> Stored records
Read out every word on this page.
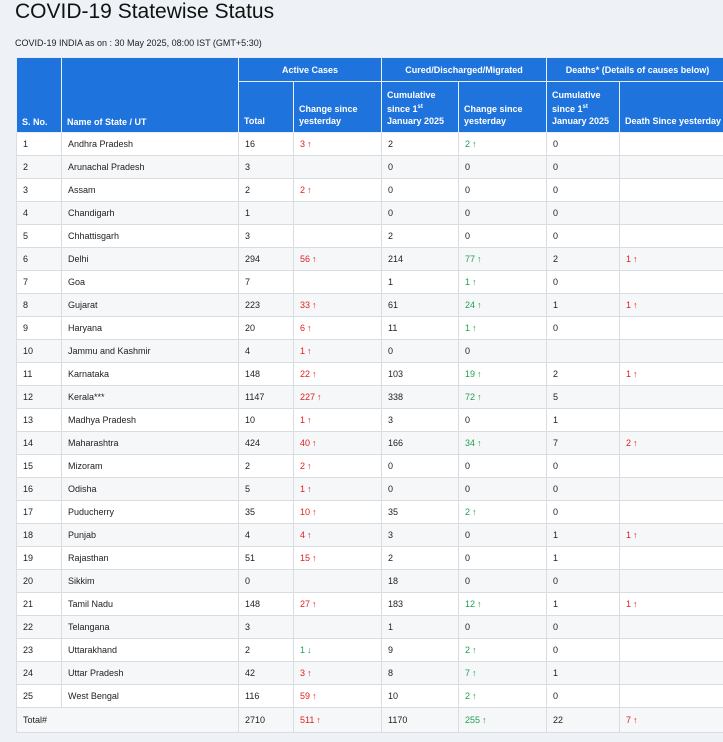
COVID-19 Statewise Status
COVID-19 INDIA as on : 30 May 2025, 08:00 IST (GMT+5:30)
S. No.	Name of State / UT	Active Cases		Cured/Discharged/Migrated		Deaths* (Details of causes below)	
		Total	Change since yesterday	Cumulative since 1st January 2025	Change since yesterday	Cumulative since 1st January 2025	Death Since yesterday
1	Andhra Pradesh	16	3 ↑	2	2 ↑	0	
2	Arunachal Pradesh	3		0	0	0	
3	Assam	2	2 ↑	0	0	0	
4	Chandigarh	1		0	0	0	
5	Chhattisgarh	3		2	0	0	
6	Delhi	294	56 ↑	214	77 ↑	2	1 ↑
7	Goa	7		1	1 ↑	0	
8	Gujarat	223	33 ↑	61	24 ↑	1	1 ↑
9	Haryana	20	6 ↑	11	1 ↑	0	
10	Jammu and Kashmir	4	1 ↑	0	0		
11	Karnataka	148	22 ↑	103	19 ↑	2	1 ↑
12	Kerala***	1147	227 ↑	338	72 ↑	5	
13	Madhya Pradesh	10	1 ↑	3	0	1	
14	Maharashtra	424	40 ↑	166	34 ↑	7	2 ↑
15	Mizoram	2	2 ↑	0	0	0	
16	Odisha	5	1 ↑	0	0	0	
17	Puducherry	35	10 ↑	35	2 ↑	0	
18	Punjab	4	4 ↑	3	0	1	1 ↑
19	Rajasthan	51	15 ↑	2	0	1	
20	Sikkim	0		18	0	0	
21	Tamil Nadu	148	27 ↑	183	12 ↑	1	1 ↑
22	Telangana	3		1	0	0	
23	Uttarakhand	2	1 ↓	9	2 ↑	0	
24	Uttar Pradesh	42	3 ↑	8	7 ↑	1	
25	West Bengal	116	59 ↑	10	2 ↑	0	
Total#		2710	511 ↑	1170	255 ↑	22	7 ↑
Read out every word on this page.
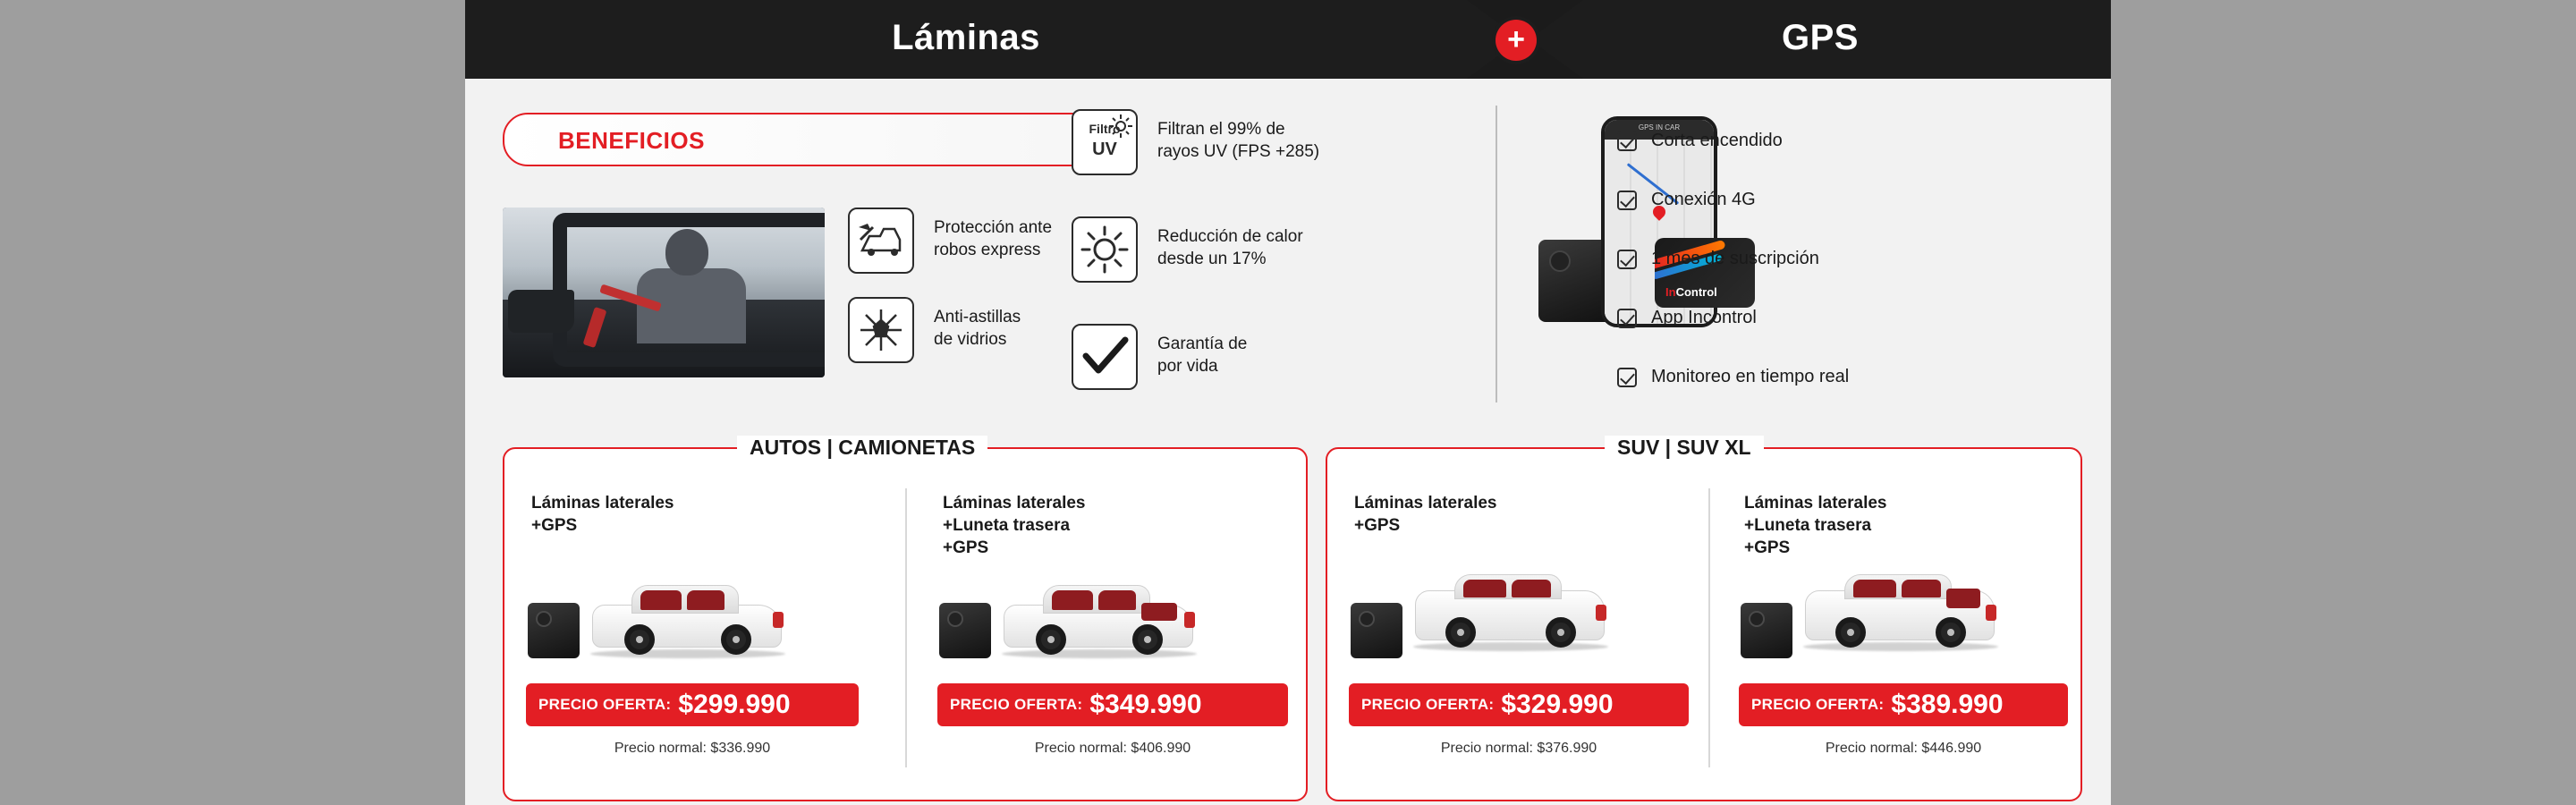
Láminas	+	GPS
BENEFICIOS
Protección ante
robos express
Anti-astillas
de vidrios
Filtro
UV
Filtran el 99% de
rayos UV (FPS +285)
Reducción de calor
desde un 17%
Garantía de
por vida
GPS IN CAR
InControl
Corta encendido
Conexión 4G
1 mes de suscripción
App Incontrol
Monitoreo en tiempo real
AUTOS | CAMIONETAS
Láminas laterales
+GPS
PRECIO OFERTA: $299.990
Precio normal: $336.990
Láminas laterales
+Luneta trasera
+GPS
PRECIO OFERTA: $349.990
Precio normal: $406.990
SUV | SUV XL
Láminas laterales
+GPS
PRECIO OFERTA: $329.990
Precio normal: $376.990
Láminas laterales
+Luneta trasera
+GPS
PRECIO OFERTA: $389.990
Precio normal: $446.990
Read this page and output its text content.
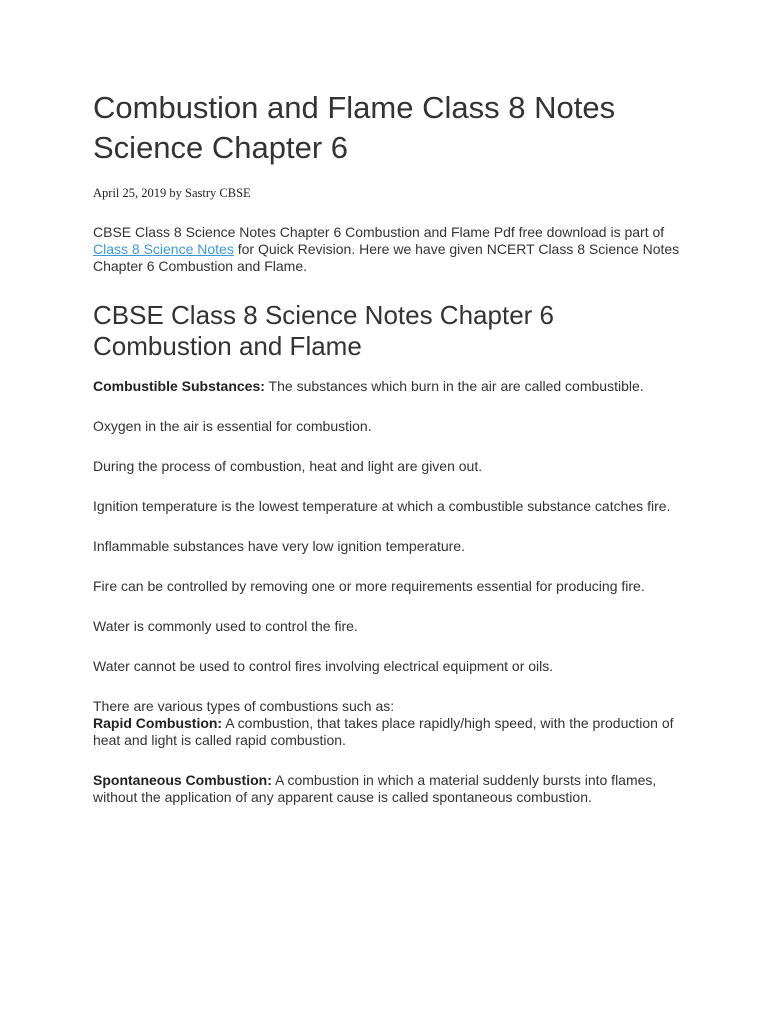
Combustion and Flame Class 8 Notes Science Chapter 6
April 25, 2019 by Sastry CBSE

CBSE Class 8 Science Notes Chapter 6 Combustion and Flame Pdf free download is part of Class 8 Science Notes for Quick Revision. Here we have given NCERT Class 8 Science Notes Chapter 6 Combustion and Flame.

CBSE Class 8 Science Notes Chapter 6 Combustion and Flame

Combustible Substances: The substances which burn in the air are called combustible.

Oxygen in the air is essential for combustion.

During the process of combustion, heat and light are given out.

Ignition temperature is the lowest temperature at which a combustible substance catches fire.

Inflammable substances have very low ignition temperature.

Fire can be controlled by removing one or more requirements essential for producing fire.

Water is commonly used to control the fire.

Water cannot be used to control fires involving electrical equipment or oils.

There are various types of combustions such as:

Rapid Combustion: A combustion, that takes place rapidly/high speed, with the production of heat and light is called rapid combustion.

Spontaneous Combustion: A combustion in which a material suddenly bursts into flames, without the application of any apparent cause is called spontaneous combustion.
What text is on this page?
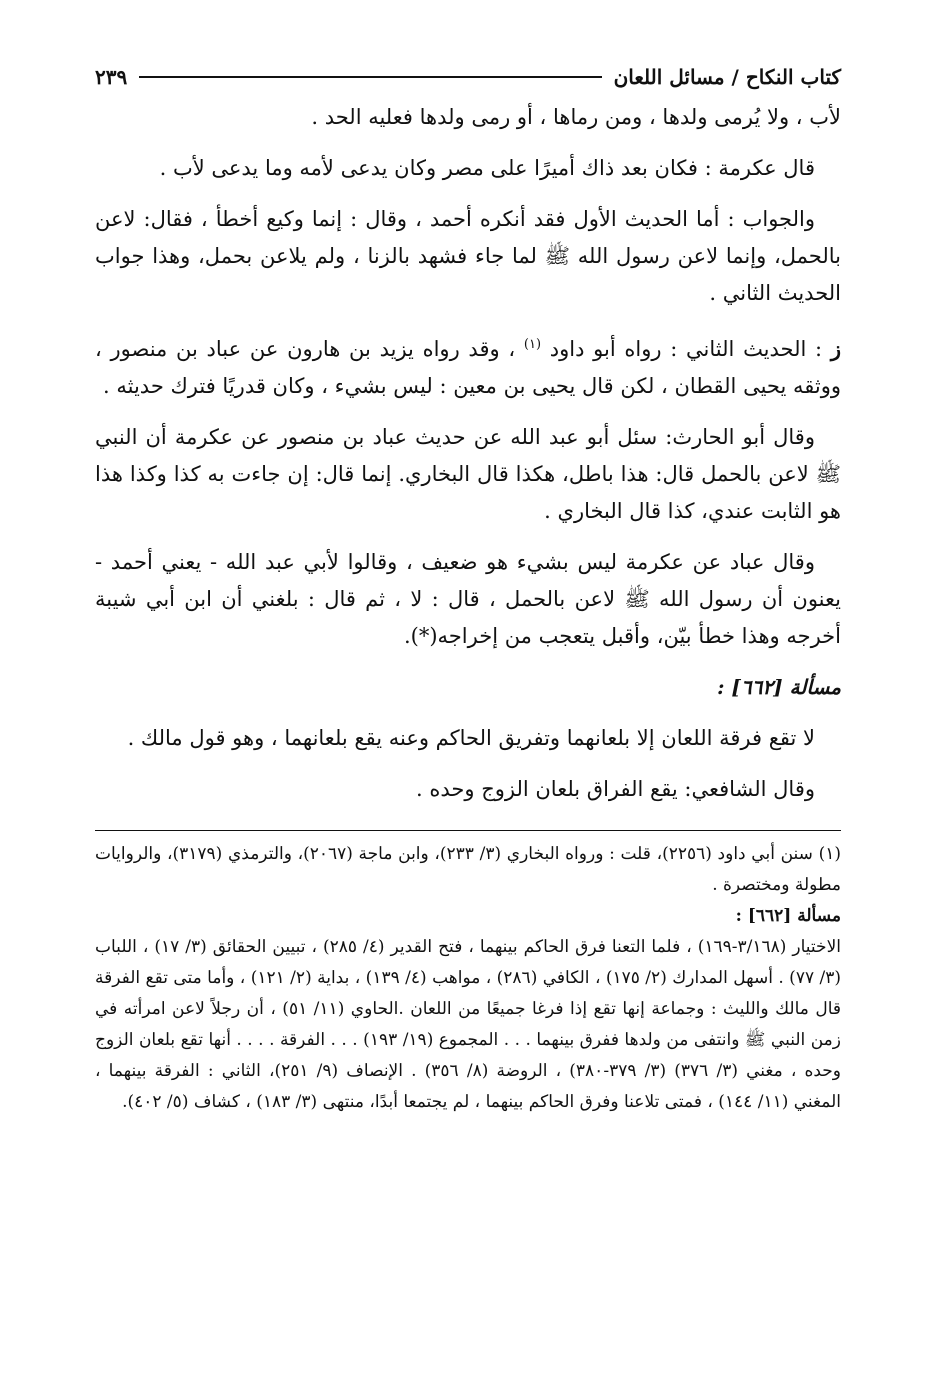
كتاب النكاح / مسائل اللعان
٢٣٩

لأب ، ولا يُرمى ولدها ، ومن رماها ، أو رمى ولدها فعليه الحد .

قال عكرمة : فكان بعد ذاك أميرًا على مصر وكان يدعى لأمه وما يدعى لأب .

والجواب : أما الحديث الأول فقد أنكره أحمد ، وقال : إنما وكيع أخطأ ، فقال: لاعن بالحمل، وإنما لاعن رسول الله ﷺ لما جاء فشهد بالزنا ، ولم يلاعن بحمل، وهذا جواب الحديث الثاني .

ز : الحديث الثاني : رواه أبو داود $^{(١)}$ ، وقد رواه يزيد بن هارون عن عباد بن منصور ، ووثقه يحيى القطان ، لكن قال يحيى بن معين : ليس بشيء ، وكان قدريًا فترك حديثه .

وقال أبو الحارث: سئل أبو عبد الله عن حديث عباد بن منصور عن عكرمة أن النبي ﷺ لاعن بالحمل قال: هذا باطل، هكذا قال البخاري. إنما قال: إن جاءت به كذا وكذا هذا هو الثابت عندي، كذا قال البخاري .

وقال عباد عن عكرمة ليس بشيء هو ضعيف ، وقالوا لأبي عبد الله - يعني أحمد - يعنون أن رسول الله ﷺ لاعن بالحمل ، قال : لا ، ثم قال : بلغني أن ابن أبي شيبة أخرجه وهذا خطأ بيّن، وأقبل يتعجب من إخراجه(*).

مسألة [٦٦٢] :

لا تقع فرقة اللعان إلا بلعانهما وتفريق الحاكم وعنه يقع بلعانهما ، وهو قول مالك .

وقال الشافعي: يقع الفراق بلعان الزوج وحده .

(١) سنن أبي داود (٢٢٥٦)، قلت : ورواه البخاري (٣/ ٢٣٣)، وابن ماجة (٢٠٦٧)، والترمذي (٣١٧٩)، والروايات مطولة ومختصرة .

مسألة [٦٦٢] :

الاختيار (٣/١٦٨-١٦٩) ، فلما التعنا فرق الحاكم بينهما ، فتح القدير (٤/ ٢٨٥) ، تبيين الحقائق (٣/ ١٧) ، اللباب (٣/ ٧٧) . أسهل المدارك (٢/ ١٧٥) ، الكافي (٢٨٦) ، مواهب (٤/ ١٣٩) ، بداية (٢/ ١٢١) ، وأما متى تقع الفرقة قال مالك والليث : وجماعة إنها تقع إذا فرغا جميعًا من اللعان .الحاوي (١١/ ٥١) ، أن رجلاً لاعن امرأته في زمن النبي ﷺ وانتفى من ولدها ففرق بينهما . . . المجموع (١٩/ ١٩٣) . . . الفرقة . . . . أنها تقع بلعان الزوج وحده ، مغني (٣/ ٣٧٦) (٣/ ٣٧٩-٣٨٠) ، الروضة (٨/ ٣٥٦) . الإنصاف (٩/ ٢٥١)، الثاني : الفرقة بينهما ، المغني (١١/ ١٤٤) ، فمتى تلاعنا وفرق الحاكم بينهما ، لم يجتمعا أبدًا، منتهى (٣/ ١٨٣) ، كشاف (٥/ ٤٠٢).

> EXERCISE PROMPT
Write the lines above out again exactly, without any of their pictures.

> RESPONSE TO THIS EXERCISE
Read out every word on this page.
COVID-19 Statewise Status
COVID-19 INDIA as on : 30 May 2025, 08:00 IST (GMT+5:30)
S. No.	Name of State / UT	Active Cases		Cured/Discharged/Migrated		Deaths* (Details of causes below)	
		Total	Change since yesterday	Cumulative since 1st January 2025	Change since yesterday	Cumulative since 1st January 2025	Death Since yesterday
1	Andhra Pradesh	16	3 ↑	2	2 ↑	0	
2	Arunachal Pradesh	3		0	0	0	
3	Assam	2	2 ↑	0	0	0	
4	Chandigarh	1		0	0	0	
5	Chhattisgarh	3		2	0	0	
6	Delhi	294	56 ↑	214	77 ↑	2	1 ↑
7	Goa	7		1	1 ↑	0	
8	Gujarat	223	33 ↑	61	24 ↑	1	1 ↑
9	Haryana	20	6 ↑	11	1 ↑	0	
10	Jammu and Kashmir	4	1 ↑	0	0		
11	Karnataka	148	22 ↑	103	19 ↑	2	1 ↑
12	Kerala***	1147	227 ↑	338	72 ↑	5	
13	Madhya Pradesh	10	1 ↑	3	0	1	
14	Maharashtra	424	40 ↑	166	34 ↑	7	2 ↑
15	Mizoram	2	2 ↑	0	0	0	
16	Odisha	5	1 ↑	0	0	0	
17	Puducherry	35	10 ↑	35	2 ↑	0	
18	Punjab	4	4 ↑	3	0	1	1 ↑
19	Rajasthan	51	15 ↑	2	0	1	
20	Sikkim	0		18	0	0	
21	Tamil Nadu	148	27 ↑	183	12 ↑	1	1 ↑
22	Telangana	3		1	0	0	
23	Uttarakhand	2	1 ↓	9	2 ↑	0	
24	Uttar Pradesh	42	3 ↑	8	7 ↑	1	
25	West Bengal	116	59 ↑	10	2 ↑	0	
Total#		2710	511 ↑	1170	255 ↑	22	7 ↑
Read out every word on this page.
Láminas	+	GPS
BENEFICIOS
Protección ante
robos express
Anti-astillas
de vidrios
Filtro
UV
Filtran el 99% de
rayos UV (FPS +285)
Reducción de calor
desde un 17%
Garantía de
por vida
GPS IN CAR
InControl
Corta encendido
Conexión 4G
1 mes de suscripción
App Incontrol
Monitoreo en tiempo real
AUTOS | CAMIONETAS
Láminas laterales
+GPS
PRECIO OFERTA: $299.990
Precio normal: $336.990
Láminas laterales
+Luneta trasera
+GPS
PRECIO OFERTA: $349.990
Precio normal: $406.990
SUV | SUV XL
Láminas laterales
+GPS
PRECIO OFERTA: $329.990
Precio normal: $376.990
Láminas laterales
+Luneta trasera
+GPS
PRECIO OFERTA: $389.990
Precio normal: $446.990
Read this page and output its text content.
Combustion and Flame Class 8 Notes Science Chapter 6
April 25, 2019 by Sastry CBSE

CBSE Class 8 Science Notes Chapter 6 Combustion and Flame Pdf free download is part of Class 8 Science Notes for Quick Revision. Here we have given NCERT Class 8 Science Notes Chapter 6 Combustion and Flame.

CBSE Class 8 Science Notes Chapter 6 Combustion and Flame

Combustible Substances: The substances which burn in the air are called combustible.

Oxygen in the air is essential for combustion.

During the process of combustion, heat and light are given out.

Ignition temperature is the lowest temperature at which a combustible substance catches fire.

Inflammable substances have very low ignition temperature.

Fire can be controlled by removing one or more requirements essential for producing fire.

Water is commonly used to control the fire.

Water cannot be used to control fires involving electrical equipment or oils.

There are various types of combustions such as:

Rapid Combustion: A combustion, that takes place rapidly/high speed, with the production of heat and light is called rapid combustion.

Spontaneous Combustion: A combustion in which a material suddenly bursts into flames, without the application of any apparent cause is called spontaneous combustion.
What text is on this page?
كتاب النكاح / مسائل اللعان
٢٣٩

لأب ، ولا يُرمى ولدها ، ومن رماها ، أو رمى ولدها فعليه الحد .

قال عكرمة : فكان بعد ذاك أميرًا على مصر وكان يدعى لأمه وما يدعى لأب .

والجواب : أما الحديث الأول فقد أنكره أحمد ، وقال : إنما وكيع أخطأ ، فقال: لاعن بالحمل، وإنما لاعن رسول الله ﷺ لما جاء فشهد بالزنا ، ولم يلاعن بحمل، وهذا جواب الحديث الثاني .

ز : الحديث الثاني : رواه أبو داود $^{(١)}$ ، وقد رواه يزيد بن هارون عن عباد بن منصور ، ووثقه يحيى القطان ، لكن قال يحيى بن معين : ليس بشيء ، وكان قدريًا فترك حديثه .

وقال أبو الحارث: سئل أبو عبد الله عن حديث عباد بن منصور عن عكرمة أن النبي ﷺ لاعن بالحمل قال: هذا باطل، هكذا قال البخاري. إنما قال: إن جاءت به كذا وكذا هذا هو الثابت عندي، كذا قال البخاري .

وقال عباد عن عكرمة ليس بشيء هو ضعيف ، وقالوا لأبي عبد الله - يعني أحمد - يعنون أن رسول الله ﷺ لاعن بالحمل ، قال : لا ، ثم قال : بلغني أن ابن أبي شيبة أخرجه وهذا خطأ بيّن، وأقبل يتعجب من إخراجه(*).

مسألة [٦٦٢] :

لا تقع فرقة اللعان إلا بلعانهما وتفريق الحاكم وعنه يقع بلعانهما ، وهو قول مالك .

وقال الشافعي: يقع الفراق بلعان الزوج وحده .

(١) سنن أبي داود (٢٢٥٦)، قلت : ورواه البخاري (٣/ ٢٣٣)، وابن ماجة (٢٠٦٧)، والترمذي (٣١٧٩)، والروايات مطولة ومختصرة .

مسألة [٦٦٢] :

الاختيار (٣/١٦٨-١٦٩) ، فلما التعنا فرق الحاكم بينهما ، فتح القدير (٤/ ٢٨٥) ، تبيين الحقائق (٣/ ١٧) ، اللباب (٣/ ٧٧) . أسهل المدارك (٢/ ١٧٥) ، الكافي (٢٨٦) ، مواهب (٤/ ١٣٩) ، بداية (٢/ ١٢١) ، وأما متى تقع الفرقة قال مالك والليث : وجماعة إنها تقع إذا فرغا جميعًا من اللعان .الحاوي (١١/ ٥١) ، أن رجلاً لاعن امرأته في زمن النبي ﷺ وانتفى من ولدها ففرق بينهما . . . المجموع (١٩/ ١٩٣) . . . الفرقة . . . . أنها تقع بلعان الزوج وحده ، مغني (٣/ ٣٧٦) (٣/ ٣٧٩-٣٨٠) ، الروضة (٨/ ٣٥٦) . الإنصاف (٩/ ٢٥١)، الثاني : الفرقة بينهما ، المغني (١١/ ١٤٤) ، فمتى تلاعنا وفرق الحاكم بينهما ، لم يجتمعا أبدًا، منتهى (٣/ ١٨٣) ، كشاف (٥/ ٤٠٢).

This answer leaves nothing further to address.